>> begin Dataset records
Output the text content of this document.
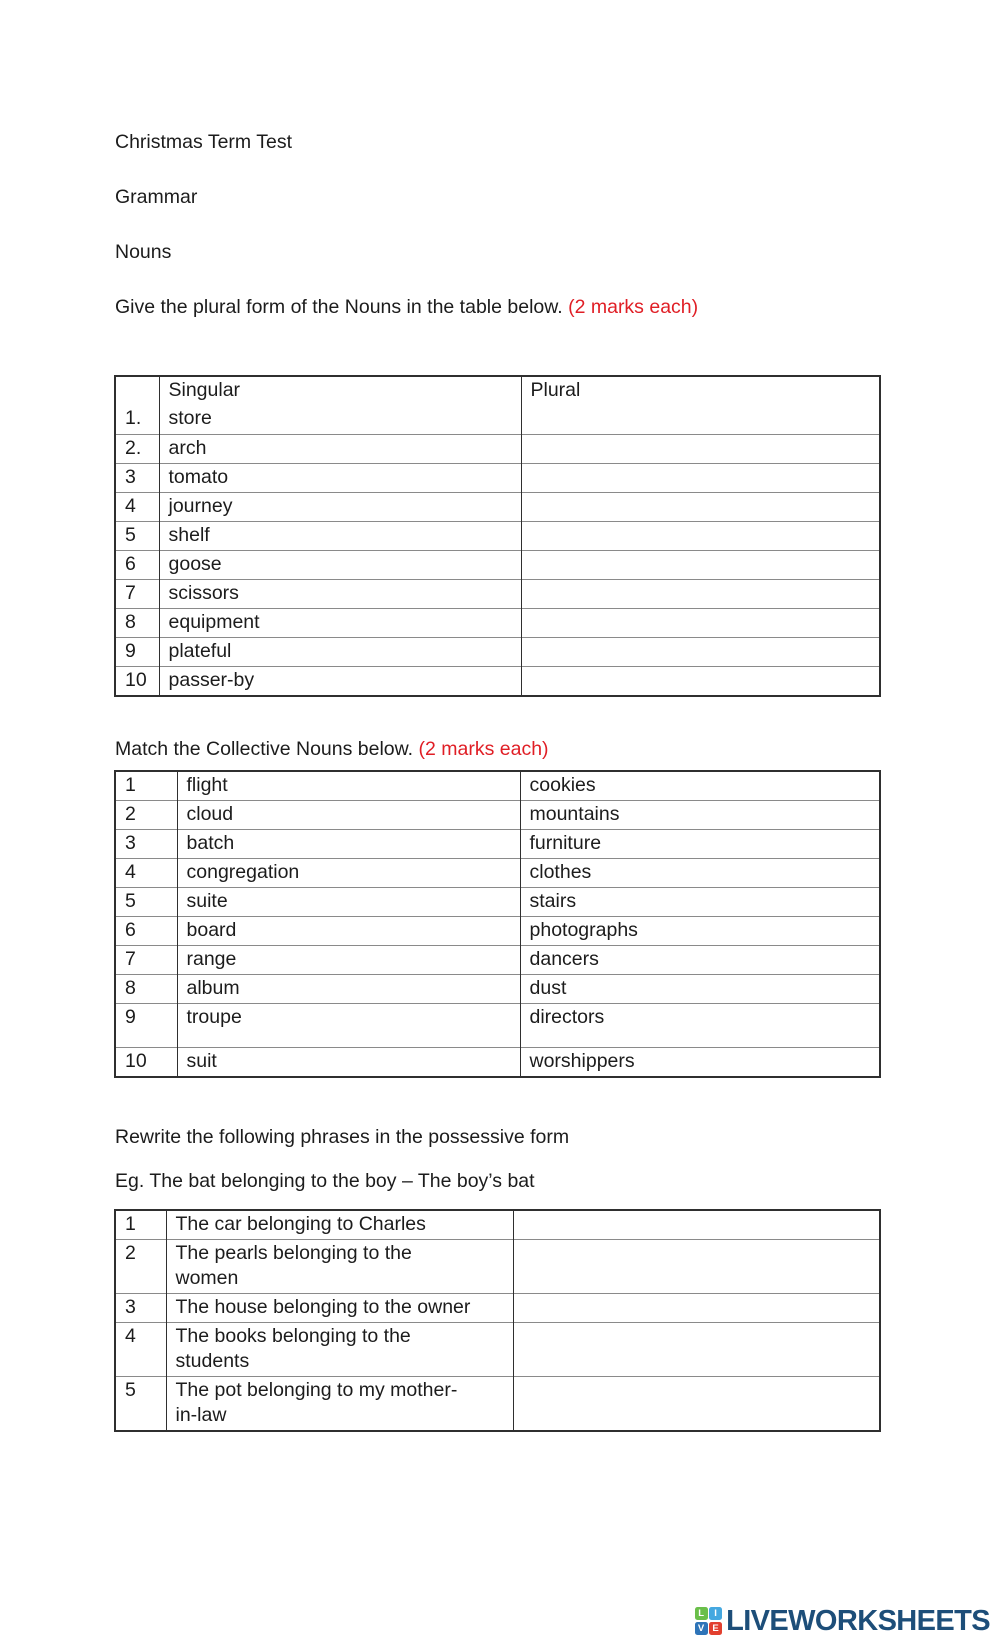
Christmas Term Test
Grammar
Nouns
Give the plural form of the Nouns in the table below. (2 marks each)
	Singular	Plural
1.	store	
2.	arch	
3	tomato	
4	journey	
5	shelf	
6	goose	
7	scissors	
8	equipment	
9	plateful	
10	passer-by	
Match the Collective Nouns below. (2 marks each)
1	flight	cookies
2	cloud	mountains
3	batch	furniture
4	congregation	clothes
5	suite	stairs
6	board	photographs
7	range	dancers
8	album	dust
9	troupe	directors
10	suit	worshippers
Rewrite the following phrases in the possessive form
Eg. The bat belonging to the boy – The boy’s bat
1	The car belonging to Charles	
2	The pearls belonging to the
women	
3	The house belonging to the owner	
4	The books belonging to the
students	
5	The pot belonging to my mother-
in-law	
L	I
V E LIVEWORKSHEETS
>> end Dataset records
> Goal of the exercise
Your task is to report how many lines of the material include the string "Nouns". Give the number and no other words.

> Solution for this exercise
3